• **GIVEN DATA**
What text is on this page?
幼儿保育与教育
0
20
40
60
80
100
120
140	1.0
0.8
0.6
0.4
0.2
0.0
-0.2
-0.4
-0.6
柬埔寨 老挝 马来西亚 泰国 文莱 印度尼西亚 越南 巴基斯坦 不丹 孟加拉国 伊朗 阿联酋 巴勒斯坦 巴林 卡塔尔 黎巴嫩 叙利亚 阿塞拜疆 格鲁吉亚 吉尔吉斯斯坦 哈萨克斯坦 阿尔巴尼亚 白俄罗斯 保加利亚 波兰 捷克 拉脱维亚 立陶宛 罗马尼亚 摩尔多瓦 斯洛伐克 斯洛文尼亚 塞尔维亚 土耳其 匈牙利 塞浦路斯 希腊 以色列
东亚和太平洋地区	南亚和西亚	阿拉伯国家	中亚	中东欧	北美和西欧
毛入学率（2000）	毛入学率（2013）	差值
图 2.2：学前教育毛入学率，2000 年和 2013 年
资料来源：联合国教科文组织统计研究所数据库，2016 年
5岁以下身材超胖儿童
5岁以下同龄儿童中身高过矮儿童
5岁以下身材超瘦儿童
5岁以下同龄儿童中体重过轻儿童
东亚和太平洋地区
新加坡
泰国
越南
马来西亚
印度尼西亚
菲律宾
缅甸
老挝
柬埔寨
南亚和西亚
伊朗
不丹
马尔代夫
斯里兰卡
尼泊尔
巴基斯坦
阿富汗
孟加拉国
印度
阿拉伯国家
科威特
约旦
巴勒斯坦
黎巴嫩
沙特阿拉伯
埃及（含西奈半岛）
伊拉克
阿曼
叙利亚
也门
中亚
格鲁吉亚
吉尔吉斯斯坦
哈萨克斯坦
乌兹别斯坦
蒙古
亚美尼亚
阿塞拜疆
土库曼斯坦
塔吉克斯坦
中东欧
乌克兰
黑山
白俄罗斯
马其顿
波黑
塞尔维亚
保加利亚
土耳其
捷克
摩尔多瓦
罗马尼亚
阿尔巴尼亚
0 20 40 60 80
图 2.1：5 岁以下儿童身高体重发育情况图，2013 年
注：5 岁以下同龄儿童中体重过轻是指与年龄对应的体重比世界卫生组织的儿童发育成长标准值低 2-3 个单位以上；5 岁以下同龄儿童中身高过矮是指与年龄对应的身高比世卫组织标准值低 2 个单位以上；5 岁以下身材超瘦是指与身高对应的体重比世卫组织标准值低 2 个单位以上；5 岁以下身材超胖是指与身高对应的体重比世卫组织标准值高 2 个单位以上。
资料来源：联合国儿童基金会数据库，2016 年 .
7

• **TASK STATEMENT**
Please output the complete data exactly.

• **SOLVED PROBLEM**
What text is on this page?
幼儿保育与教育
0
20
40
60
80
100
120
140	1.0
0.8
0.6
0.4
0.2
0.0
-0.2
-0.4
-0.6
柬埔寨 老挝 马来西亚 泰国 文莱 印度尼西亚 越南 巴基斯坦 不丹 孟加拉国 伊朗 阿联酋 巴勒斯坦 巴林 卡塔尔 黎巴嫩 叙利亚 阿塞拜疆 格鲁吉亚 吉尔吉斯斯坦 哈萨克斯坦 阿尔巴尼亚 白俄罗斯 保加利亚 波兰 捷克 拉脱维亚 立陶宛 罗马尼亚 摩尔多瓦 斯洛伐克 斯洛文尼亚 塞尔维亚 土耳其 匈牙利 塞浦路斯 希腊 以色列
东亚和太平洋地区	南亚和西亚	阿拉伯国家	中亚	中东欧	北美和西欧
毛入学率（2000）	毛入学率（2013）	差值
图 2.2：学前教育毛入学率，2000 年和 2013 年
资料来源：联合国教科文组织统计研究所数据库，2016 年
5岁以下身材超胖儿童
5岁以下同龄儿童中身高过矮儿童
5岁以下身材超瘦儿童
5岁以下同龄儿童中体重过轻儿童
东亚和太平洋地区
新加坡
泰国
越南
马来西亚
印度尼西亚
菲律宾
缅甸
老挝
柬埔寨
南亚和西亚
伊朗
不丹
马尔代夫
斯里兰卡
尼泊尔
巴基斯坦
阿富汗
孟加拉国
印度
阿拉伯国家
科威特
约旦
巴勒斯坦
黎巴嫩
沙特阿拉伯
埃及（含西奈半岛）
伊拉克
阿曼
叙利亚
也门
中亚
格鲁吉亚
吉尔吉斯斯坦
哈萨克斯坦
乌兹别斯坦
蒙古
亚美尼亚
阿塞拜疆
土库曼斯坦
塔吉克斯坦
中东欧
乌克兰
黑山
白俄罗斯
马其顿
波黑
塞尔维亚
保加利亚
土耳其
捷克
摩尔多瓦
罗马尼亚
阿尔巴尼亚
0 20 40 60 80
图 2.1：5 岁以下儿童身高体重发育情况图，2013 年
注：5 岁以下同龄儿童中体重过轻是指与年龄对应的体重比世界卫生组织的儿童发育成长标准值低 2-3 个单位以上；5 岁以下同龄儿童中身高过矮是指与年龄对应的身高比世卫组织标准值低 2 个单位以上；5 岁以下身材超瘦是指与身高对应的体重比世卫组织标准值低 2 个单位以上；5 岁以下身材超胖是指与身高对应的体重比世卫组织标准值高 2 个单位以上。
资料来源：联合国儿童基金会数据库，2016 年 .
7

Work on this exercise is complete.